▸ **Problem set**:
#1 From the article on park bike-safety lawsuits, list each injury the text says Nancy Chilton suffered.
#2 Summarize the article on park bike-safety lawsuits in two sentences.
#3 Write the next part of the article on lawsuits over bike safety in New York City parks, picking up after its final sentence.

▸ **Extract provided**:
= = = = =

While New York City’s Department of Transportation continues to make the city’s streets safer for cyclists and pedestrians with projects of which everyone approves (well, except this one, this one, this one and this one), the city and its Parks Department are now facing lawsuits over the lack of safety measures around bike routes in Prospect and Central parks.
In Manhattan Nancy Chilton, a 51-year-old cyclist who hit a dog that darted out in front of her during off-leash hours in July of 2011, is suing the city and Parks Department over the lack of adequate rules about where dogs can and can’t be. Though the Wall Street Journal offers no news of the canine’s condition following the crash, Chilton’s injuries required emergency surgery to remove part of her skull, in addition to a fractured pelvis and spine, and permanent hearing damage.
During off-leash hours—such as 5am-9am—which coincide with popular workout times for cyclists and joggers, dog-owners are technically allowed to let their dogs run leash-less almost anywhere in Central Park, including the roads. Of the lax off-leash restrictions, a Central Park Conservancy spokesperson tells the Journal: “I’m not sure why we did not include the park drive.” A good solution for Central Park might be to create specific off-leash zones, like those that exist in Prospect Park, which is facing a bike collision-related lawsuit of its own.

= = = = =

(Saved data entries)
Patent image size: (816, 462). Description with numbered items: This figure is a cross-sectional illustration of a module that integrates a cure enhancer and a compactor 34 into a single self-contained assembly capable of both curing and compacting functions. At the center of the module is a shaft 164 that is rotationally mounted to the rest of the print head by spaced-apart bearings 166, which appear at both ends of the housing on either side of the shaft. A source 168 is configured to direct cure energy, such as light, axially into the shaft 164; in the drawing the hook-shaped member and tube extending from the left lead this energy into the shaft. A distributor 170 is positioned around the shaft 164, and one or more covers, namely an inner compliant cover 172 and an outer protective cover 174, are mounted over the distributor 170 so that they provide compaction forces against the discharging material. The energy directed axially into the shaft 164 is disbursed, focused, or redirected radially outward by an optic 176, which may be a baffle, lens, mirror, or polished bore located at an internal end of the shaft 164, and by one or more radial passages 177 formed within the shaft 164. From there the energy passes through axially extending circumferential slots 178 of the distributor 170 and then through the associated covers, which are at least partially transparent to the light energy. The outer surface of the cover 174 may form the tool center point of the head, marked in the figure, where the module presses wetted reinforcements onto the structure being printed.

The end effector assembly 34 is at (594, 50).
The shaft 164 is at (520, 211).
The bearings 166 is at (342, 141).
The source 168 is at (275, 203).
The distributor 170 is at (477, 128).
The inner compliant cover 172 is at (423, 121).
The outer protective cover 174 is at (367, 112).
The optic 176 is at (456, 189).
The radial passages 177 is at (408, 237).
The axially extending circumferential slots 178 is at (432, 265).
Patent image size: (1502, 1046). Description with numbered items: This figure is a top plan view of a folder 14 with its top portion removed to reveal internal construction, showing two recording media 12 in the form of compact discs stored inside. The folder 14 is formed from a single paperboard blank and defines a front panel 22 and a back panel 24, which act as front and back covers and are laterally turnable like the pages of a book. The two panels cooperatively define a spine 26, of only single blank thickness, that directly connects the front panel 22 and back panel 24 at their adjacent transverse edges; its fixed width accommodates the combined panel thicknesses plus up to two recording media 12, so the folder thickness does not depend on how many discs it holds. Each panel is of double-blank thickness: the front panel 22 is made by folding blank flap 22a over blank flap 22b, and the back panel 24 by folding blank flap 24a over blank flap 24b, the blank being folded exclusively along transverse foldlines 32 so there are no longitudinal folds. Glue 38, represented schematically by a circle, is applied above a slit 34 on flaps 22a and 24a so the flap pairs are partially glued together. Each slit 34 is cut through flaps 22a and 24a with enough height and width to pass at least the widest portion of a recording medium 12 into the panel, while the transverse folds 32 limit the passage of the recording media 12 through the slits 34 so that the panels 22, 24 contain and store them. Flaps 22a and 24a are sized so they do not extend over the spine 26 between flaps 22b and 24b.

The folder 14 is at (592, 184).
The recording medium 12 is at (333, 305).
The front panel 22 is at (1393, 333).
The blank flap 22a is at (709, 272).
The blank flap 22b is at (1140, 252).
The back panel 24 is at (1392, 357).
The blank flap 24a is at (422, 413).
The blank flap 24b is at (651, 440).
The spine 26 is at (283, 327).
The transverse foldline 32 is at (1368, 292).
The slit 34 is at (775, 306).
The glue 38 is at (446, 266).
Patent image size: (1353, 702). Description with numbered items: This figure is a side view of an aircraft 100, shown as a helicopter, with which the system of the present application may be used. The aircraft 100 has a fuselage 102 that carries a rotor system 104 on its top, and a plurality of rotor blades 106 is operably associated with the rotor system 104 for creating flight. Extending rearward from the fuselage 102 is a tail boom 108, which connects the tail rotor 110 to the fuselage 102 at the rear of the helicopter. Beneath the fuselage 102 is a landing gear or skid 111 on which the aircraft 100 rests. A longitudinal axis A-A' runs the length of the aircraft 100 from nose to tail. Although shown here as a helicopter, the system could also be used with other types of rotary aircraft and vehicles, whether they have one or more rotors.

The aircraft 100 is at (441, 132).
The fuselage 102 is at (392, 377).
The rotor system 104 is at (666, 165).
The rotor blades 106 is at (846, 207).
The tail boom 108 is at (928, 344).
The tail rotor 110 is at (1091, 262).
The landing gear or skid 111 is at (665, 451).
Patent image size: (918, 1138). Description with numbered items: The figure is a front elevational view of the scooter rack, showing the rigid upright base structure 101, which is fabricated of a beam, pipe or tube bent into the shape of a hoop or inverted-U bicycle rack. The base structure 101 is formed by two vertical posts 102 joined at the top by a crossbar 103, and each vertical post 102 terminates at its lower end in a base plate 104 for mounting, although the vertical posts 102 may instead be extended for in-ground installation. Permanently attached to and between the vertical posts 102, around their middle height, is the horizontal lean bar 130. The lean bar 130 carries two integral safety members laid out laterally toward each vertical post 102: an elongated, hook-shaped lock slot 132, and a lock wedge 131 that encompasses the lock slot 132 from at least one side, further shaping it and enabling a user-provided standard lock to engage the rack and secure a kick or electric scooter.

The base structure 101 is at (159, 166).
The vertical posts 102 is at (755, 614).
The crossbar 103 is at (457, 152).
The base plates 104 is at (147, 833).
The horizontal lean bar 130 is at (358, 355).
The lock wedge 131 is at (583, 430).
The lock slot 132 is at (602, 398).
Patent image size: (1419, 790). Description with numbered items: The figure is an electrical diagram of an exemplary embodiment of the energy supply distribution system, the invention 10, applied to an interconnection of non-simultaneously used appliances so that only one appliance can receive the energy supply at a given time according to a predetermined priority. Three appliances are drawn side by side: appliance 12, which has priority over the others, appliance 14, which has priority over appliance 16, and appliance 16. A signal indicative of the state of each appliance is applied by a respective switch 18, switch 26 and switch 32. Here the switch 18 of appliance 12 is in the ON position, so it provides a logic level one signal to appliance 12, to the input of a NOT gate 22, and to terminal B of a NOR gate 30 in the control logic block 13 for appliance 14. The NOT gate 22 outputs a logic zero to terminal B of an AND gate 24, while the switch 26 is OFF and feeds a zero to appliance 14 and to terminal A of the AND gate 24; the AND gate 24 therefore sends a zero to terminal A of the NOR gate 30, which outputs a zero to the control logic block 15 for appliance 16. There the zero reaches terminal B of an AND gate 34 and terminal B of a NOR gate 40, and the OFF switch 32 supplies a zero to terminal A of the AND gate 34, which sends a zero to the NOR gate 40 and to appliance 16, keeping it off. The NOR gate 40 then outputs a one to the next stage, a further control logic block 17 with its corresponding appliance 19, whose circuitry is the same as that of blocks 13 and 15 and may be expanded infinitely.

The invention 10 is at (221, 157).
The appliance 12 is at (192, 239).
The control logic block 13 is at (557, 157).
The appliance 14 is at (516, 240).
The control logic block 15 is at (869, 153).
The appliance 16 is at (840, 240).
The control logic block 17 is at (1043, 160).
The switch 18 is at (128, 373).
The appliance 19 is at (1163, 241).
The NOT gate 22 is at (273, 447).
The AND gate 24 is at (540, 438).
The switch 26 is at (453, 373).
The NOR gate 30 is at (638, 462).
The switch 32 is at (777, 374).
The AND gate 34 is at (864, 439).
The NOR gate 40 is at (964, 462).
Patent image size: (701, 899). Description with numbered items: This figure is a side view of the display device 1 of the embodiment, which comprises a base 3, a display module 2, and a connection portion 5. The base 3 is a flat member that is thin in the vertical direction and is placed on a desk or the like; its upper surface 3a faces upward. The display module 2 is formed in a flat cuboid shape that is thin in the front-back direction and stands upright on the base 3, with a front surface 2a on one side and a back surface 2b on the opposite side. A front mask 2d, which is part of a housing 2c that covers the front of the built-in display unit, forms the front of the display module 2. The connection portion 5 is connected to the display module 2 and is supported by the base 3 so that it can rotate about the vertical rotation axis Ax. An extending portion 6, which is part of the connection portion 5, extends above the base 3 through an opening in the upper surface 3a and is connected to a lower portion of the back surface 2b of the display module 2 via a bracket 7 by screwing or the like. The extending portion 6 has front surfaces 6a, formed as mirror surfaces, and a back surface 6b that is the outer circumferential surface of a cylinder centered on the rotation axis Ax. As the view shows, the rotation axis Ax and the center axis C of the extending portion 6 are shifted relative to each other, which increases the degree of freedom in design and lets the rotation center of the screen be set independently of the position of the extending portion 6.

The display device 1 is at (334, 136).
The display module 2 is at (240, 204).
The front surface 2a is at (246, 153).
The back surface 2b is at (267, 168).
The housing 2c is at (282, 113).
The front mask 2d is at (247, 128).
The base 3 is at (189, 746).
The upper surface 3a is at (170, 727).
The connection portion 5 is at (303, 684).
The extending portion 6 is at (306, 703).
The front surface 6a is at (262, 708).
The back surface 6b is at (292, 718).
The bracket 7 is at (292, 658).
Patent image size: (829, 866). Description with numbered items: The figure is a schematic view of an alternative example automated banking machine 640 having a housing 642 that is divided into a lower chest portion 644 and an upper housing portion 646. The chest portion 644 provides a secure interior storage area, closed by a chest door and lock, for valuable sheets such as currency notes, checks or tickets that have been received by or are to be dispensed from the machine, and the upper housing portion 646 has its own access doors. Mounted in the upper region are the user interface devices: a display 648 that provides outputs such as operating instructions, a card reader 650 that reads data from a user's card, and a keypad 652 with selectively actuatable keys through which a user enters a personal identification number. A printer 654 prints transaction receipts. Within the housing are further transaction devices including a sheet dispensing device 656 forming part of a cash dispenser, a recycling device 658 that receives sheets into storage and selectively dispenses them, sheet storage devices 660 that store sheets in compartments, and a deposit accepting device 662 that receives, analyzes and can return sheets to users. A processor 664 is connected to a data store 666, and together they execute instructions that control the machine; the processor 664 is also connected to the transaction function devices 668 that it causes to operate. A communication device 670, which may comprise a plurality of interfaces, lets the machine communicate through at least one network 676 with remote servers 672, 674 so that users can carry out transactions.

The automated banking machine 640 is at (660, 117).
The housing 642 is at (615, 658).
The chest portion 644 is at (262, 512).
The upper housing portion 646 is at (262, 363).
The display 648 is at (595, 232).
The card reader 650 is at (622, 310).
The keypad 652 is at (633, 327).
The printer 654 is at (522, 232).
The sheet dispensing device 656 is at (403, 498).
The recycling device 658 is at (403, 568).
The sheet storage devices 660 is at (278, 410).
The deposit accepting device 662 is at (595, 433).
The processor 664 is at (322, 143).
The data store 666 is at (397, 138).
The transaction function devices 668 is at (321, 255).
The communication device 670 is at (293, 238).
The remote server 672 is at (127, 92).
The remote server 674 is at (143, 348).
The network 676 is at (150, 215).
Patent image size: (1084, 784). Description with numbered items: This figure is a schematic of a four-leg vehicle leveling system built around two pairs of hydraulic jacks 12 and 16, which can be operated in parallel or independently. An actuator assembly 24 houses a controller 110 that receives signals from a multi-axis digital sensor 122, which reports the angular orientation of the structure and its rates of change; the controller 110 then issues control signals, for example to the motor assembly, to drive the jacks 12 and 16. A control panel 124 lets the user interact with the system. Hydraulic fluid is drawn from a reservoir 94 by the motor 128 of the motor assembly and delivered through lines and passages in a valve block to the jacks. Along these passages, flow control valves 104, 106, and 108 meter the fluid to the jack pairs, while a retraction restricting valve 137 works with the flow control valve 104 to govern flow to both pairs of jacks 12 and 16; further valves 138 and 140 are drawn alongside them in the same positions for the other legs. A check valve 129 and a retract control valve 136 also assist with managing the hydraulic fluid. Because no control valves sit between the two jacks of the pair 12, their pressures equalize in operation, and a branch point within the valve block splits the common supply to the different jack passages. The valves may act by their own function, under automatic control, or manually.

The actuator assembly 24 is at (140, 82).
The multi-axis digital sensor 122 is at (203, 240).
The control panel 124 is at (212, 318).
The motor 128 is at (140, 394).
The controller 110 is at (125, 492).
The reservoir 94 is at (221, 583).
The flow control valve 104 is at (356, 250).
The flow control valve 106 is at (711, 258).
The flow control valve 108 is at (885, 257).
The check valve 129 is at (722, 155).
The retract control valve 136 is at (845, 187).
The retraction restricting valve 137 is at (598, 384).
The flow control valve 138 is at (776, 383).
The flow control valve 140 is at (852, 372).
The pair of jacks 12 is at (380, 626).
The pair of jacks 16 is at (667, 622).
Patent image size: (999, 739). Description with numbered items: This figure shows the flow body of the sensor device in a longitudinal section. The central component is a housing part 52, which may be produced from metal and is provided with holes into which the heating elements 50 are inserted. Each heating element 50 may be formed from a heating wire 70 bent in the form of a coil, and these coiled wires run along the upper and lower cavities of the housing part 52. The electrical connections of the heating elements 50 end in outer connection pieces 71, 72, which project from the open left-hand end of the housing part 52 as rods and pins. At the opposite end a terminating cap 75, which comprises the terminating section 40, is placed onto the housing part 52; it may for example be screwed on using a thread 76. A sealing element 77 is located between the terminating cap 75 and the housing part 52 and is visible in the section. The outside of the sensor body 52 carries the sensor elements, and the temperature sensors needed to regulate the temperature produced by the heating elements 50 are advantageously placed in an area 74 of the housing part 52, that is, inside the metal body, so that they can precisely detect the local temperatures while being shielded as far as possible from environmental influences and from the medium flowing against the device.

= = = = =

▸ **Expected outputs**:
#1
- Injuries that required emergency surgery to remove part of her skull
- A fractured pelvis
- A fractured spine
- Permanent hearing damage

#2 New York City and its Parks Department face lawsuits over a lack of safety measures around bike routes in Prospect and Central parks. One of these suits comes from Nancy Chilton, a cyclist badly hurt when she hit an off-leash dog in Central Park, where dogs may run unleashed almost anywhere during off-leash hours, including the roads.

#3
Dana Jacks, an actress and resident of Windsor Terrace who was injured in a collision with a cyclist in June on West Lake Drive, is preparing to sue the city to the tune of $3 million, the Brooklyn Paper reports. Her injuries from the accident included “a fractured skull along with face and brain trauma that kept her in the hospital for 25 days.” Jacks’s preliminary legal documents place the blame on both the Parks Department and the NYPD for “careless and reckless” enforcement of traffic laws inside the park.
Earlier this month another pedestrian was gravely injured in a collision with a cyclist in Prospect Park, and had to be put into a medically induced coma. As a result of these and other accidents, last week the Department of Transportation installed traffic cones on West Lake Drive, where cyclists go the fastest, but those present problems of their own. The Times, meanwhile, goes Post-al, blaming dramatic increases in bike ridership for these and other accidents.